WHAT IS ASKED: List every line in the rows below that contains the word "orifice".

- - -

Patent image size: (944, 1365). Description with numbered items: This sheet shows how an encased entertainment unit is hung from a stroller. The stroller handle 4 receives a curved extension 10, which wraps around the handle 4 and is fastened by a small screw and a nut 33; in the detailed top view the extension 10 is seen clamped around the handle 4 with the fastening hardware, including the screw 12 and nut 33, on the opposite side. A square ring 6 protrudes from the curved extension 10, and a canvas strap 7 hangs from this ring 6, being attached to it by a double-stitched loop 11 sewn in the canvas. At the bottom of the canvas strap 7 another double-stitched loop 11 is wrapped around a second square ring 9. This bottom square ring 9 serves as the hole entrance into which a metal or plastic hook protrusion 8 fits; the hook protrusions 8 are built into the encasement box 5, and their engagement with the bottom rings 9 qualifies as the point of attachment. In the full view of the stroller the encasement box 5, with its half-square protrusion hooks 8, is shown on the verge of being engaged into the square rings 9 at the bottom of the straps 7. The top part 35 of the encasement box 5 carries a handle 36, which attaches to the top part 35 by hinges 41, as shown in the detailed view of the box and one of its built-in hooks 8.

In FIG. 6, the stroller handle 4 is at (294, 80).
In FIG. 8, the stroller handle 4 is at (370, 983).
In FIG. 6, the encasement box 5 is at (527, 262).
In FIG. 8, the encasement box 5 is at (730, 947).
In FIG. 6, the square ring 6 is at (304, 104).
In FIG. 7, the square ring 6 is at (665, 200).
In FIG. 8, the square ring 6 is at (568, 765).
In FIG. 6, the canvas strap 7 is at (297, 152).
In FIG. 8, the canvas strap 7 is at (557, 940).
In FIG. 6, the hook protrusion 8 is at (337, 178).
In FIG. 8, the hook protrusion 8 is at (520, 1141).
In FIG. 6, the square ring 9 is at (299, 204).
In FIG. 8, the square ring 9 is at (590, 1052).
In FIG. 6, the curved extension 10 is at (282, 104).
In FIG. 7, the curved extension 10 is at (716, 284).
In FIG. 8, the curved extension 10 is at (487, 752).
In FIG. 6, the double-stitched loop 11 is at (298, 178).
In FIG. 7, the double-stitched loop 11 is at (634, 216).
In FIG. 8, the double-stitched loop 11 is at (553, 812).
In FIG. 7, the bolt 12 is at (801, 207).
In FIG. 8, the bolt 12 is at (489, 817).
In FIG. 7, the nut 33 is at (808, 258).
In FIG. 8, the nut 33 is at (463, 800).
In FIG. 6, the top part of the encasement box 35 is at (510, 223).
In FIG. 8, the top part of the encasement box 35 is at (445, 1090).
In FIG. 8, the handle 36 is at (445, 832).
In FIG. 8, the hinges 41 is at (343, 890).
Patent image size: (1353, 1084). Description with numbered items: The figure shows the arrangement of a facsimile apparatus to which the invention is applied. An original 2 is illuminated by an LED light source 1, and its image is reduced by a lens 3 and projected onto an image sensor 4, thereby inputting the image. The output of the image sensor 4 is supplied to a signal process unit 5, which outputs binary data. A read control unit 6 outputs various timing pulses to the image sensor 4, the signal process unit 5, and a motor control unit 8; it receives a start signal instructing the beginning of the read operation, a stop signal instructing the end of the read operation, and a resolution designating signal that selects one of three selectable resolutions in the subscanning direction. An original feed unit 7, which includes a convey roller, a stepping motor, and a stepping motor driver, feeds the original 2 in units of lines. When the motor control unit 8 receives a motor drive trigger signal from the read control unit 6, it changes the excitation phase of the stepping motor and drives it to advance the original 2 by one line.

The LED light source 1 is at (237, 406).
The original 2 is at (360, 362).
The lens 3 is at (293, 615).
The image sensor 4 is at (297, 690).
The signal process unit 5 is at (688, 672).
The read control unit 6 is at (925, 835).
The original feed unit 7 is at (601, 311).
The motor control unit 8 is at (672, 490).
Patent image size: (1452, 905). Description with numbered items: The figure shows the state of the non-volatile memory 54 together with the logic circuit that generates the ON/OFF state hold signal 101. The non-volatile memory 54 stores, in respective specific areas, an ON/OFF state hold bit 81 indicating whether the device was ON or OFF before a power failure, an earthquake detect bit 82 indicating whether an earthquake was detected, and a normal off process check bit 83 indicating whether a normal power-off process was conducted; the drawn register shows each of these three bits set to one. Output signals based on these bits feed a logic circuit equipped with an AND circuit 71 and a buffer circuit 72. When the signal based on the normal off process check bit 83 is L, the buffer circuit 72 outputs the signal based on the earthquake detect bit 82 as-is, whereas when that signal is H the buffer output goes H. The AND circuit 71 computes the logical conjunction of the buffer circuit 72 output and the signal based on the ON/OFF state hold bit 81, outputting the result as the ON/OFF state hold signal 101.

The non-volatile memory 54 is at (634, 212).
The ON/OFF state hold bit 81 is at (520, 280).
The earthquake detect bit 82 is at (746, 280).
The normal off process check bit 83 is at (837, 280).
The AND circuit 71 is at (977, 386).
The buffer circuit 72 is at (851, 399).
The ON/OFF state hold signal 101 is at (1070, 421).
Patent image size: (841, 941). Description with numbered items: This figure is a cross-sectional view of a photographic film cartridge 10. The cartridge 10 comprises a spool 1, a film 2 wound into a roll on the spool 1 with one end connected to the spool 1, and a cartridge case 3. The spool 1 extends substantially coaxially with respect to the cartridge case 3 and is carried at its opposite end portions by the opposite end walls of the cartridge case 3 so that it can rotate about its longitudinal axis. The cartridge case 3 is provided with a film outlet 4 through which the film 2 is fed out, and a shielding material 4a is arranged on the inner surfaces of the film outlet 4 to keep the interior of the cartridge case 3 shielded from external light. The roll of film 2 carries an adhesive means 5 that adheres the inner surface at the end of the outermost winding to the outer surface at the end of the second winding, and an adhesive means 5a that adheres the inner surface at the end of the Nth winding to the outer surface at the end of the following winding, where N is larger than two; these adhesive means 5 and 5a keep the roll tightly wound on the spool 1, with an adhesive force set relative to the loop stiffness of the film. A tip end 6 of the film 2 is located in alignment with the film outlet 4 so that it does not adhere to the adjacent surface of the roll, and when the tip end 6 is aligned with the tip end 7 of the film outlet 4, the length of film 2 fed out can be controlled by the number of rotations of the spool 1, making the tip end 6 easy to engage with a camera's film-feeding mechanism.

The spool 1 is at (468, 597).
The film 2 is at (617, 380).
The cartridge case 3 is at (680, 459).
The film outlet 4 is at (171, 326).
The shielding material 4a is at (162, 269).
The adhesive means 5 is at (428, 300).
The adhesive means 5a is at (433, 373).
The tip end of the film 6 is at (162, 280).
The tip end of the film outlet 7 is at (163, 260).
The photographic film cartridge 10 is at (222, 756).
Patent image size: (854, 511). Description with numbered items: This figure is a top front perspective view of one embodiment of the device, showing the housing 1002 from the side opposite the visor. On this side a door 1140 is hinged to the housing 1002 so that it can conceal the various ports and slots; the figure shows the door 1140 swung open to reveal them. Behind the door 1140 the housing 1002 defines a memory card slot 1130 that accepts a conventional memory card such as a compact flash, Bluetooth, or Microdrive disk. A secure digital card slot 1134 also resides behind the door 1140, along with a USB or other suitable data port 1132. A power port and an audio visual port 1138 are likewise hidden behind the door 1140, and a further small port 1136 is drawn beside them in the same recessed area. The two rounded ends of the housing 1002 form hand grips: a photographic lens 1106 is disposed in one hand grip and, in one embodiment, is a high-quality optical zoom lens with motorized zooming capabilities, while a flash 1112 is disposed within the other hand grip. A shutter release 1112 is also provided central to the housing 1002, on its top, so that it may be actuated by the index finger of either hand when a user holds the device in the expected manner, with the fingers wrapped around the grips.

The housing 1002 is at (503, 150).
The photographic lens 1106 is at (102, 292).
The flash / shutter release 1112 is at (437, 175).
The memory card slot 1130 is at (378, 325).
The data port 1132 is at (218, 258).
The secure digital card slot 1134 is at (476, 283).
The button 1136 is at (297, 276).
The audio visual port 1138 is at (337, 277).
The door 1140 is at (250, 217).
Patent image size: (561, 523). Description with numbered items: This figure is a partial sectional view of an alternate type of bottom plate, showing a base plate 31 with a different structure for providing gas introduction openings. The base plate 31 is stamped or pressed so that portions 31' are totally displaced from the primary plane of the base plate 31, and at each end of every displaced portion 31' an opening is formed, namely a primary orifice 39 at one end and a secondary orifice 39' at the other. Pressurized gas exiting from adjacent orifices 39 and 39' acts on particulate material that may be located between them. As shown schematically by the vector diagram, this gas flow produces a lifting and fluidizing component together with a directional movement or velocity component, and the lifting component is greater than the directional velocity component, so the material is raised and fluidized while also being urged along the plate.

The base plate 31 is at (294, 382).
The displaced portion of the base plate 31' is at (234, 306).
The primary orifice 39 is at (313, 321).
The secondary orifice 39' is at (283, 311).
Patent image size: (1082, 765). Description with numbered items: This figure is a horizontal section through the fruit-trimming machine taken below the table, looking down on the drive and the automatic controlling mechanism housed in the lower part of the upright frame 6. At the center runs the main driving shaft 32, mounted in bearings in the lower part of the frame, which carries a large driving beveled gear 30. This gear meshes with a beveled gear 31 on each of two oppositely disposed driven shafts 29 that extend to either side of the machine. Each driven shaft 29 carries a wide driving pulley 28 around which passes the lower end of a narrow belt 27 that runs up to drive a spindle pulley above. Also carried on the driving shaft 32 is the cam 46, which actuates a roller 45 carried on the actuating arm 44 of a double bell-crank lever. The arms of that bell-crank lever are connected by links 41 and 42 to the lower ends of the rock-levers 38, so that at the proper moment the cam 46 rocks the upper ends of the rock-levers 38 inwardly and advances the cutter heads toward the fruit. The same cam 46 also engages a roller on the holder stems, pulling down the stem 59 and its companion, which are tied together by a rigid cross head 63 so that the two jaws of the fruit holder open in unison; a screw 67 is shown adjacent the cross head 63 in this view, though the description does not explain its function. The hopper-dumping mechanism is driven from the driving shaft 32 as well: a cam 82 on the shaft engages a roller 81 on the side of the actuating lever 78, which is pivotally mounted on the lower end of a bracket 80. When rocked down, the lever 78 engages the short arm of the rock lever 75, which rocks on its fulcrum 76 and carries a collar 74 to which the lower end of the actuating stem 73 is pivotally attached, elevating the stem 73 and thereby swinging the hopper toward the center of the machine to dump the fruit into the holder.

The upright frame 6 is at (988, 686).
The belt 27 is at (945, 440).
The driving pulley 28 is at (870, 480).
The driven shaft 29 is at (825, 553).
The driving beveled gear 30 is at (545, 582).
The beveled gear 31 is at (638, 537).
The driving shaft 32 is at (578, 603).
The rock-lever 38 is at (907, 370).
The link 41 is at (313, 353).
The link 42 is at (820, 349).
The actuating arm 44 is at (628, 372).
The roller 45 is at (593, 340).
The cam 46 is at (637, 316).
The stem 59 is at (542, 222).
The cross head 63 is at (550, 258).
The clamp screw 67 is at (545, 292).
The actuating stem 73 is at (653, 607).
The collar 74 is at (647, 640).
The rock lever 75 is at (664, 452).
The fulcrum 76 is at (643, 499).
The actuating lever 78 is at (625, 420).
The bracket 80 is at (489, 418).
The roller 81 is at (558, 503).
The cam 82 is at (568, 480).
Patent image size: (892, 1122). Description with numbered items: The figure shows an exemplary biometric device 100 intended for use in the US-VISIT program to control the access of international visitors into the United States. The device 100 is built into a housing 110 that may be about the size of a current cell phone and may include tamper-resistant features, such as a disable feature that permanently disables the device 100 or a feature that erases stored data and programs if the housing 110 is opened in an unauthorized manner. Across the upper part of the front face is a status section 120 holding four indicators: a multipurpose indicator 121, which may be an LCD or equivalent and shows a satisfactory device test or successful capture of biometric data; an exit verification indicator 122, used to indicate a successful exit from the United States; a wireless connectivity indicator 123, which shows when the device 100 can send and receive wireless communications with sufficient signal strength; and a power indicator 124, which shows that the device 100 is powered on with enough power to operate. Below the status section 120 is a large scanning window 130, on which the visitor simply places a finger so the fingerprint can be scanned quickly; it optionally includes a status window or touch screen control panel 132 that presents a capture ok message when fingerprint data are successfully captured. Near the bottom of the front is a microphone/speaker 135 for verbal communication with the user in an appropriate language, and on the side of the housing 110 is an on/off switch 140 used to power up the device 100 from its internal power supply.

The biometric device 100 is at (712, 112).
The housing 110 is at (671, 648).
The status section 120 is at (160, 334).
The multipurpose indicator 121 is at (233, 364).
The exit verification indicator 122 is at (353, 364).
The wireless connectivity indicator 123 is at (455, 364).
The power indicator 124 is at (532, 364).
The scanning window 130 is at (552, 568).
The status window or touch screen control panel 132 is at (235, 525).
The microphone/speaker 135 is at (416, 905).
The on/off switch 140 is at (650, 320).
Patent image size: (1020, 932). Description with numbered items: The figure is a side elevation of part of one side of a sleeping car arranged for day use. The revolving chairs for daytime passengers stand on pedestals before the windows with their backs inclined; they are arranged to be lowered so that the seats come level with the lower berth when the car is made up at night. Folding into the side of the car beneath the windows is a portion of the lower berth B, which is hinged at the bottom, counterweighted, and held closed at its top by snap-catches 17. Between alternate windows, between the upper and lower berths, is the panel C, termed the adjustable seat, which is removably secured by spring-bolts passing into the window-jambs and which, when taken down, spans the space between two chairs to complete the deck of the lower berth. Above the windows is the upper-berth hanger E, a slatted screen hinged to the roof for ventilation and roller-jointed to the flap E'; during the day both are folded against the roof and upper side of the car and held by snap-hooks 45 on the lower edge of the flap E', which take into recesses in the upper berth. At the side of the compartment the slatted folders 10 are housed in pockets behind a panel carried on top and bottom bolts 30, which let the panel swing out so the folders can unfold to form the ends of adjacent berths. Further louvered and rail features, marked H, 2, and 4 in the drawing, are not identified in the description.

- - -

FULL RESPONSE:
Patent image size: (561, 523). Description with numbered items: This figure is a partial sectional view of an alternate type of bottom plate, showing a base plate 31 with a different structure for providing gas introduction openings. The base plate 31 is stamped or pressed so that portions 31' are totally displaced from the primary plane of the base plate 31, and at each end of every displaced portion 31' an opening is formed, namely a primary orifice 39 at one end and a secondary orifice 39' at the other. Pressurized gas exiting from adjacent orifices 39 and 39' acts on particulate material that may be located between them. As shown schematically by the vector diagram, this gas flow produces a lifting and fluidizing component together with a directional movement or velocity component, and the lifting component is greater than the directional velocity component, so the material is raised and fluidized while also being urged along the plate.
The primary orifice 39 is at (313, 321).
The secondary orifice 39' is at (283, 311).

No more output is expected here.